Exercise task: State how many lines of the records below contain the string "swatch". Give only the number.

Records to process:
— begin —
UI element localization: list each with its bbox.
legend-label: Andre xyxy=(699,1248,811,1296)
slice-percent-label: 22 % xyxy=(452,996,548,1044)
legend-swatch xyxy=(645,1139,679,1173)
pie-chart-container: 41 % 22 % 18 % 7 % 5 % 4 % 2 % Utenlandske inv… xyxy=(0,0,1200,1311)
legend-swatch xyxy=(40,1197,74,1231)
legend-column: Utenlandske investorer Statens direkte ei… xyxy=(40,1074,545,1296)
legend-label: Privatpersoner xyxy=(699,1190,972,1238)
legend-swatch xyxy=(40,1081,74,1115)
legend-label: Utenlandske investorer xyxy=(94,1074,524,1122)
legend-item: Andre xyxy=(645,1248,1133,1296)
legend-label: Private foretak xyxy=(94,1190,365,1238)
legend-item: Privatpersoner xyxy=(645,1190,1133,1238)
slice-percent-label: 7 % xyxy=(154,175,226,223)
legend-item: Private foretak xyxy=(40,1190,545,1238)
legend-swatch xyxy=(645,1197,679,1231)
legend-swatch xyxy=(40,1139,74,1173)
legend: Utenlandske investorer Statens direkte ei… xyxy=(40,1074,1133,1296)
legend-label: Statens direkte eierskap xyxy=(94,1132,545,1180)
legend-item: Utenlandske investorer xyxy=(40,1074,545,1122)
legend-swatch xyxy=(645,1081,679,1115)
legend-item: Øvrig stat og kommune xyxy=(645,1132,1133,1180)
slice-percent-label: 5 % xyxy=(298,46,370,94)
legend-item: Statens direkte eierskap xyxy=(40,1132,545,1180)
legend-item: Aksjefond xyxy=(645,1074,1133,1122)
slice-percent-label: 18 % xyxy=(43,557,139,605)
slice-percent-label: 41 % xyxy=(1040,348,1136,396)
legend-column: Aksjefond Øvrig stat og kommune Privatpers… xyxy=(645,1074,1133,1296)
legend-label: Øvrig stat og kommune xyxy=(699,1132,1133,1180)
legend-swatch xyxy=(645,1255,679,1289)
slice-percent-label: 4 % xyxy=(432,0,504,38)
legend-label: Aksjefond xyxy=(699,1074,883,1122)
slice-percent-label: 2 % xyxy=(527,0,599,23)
— end —
Response: 7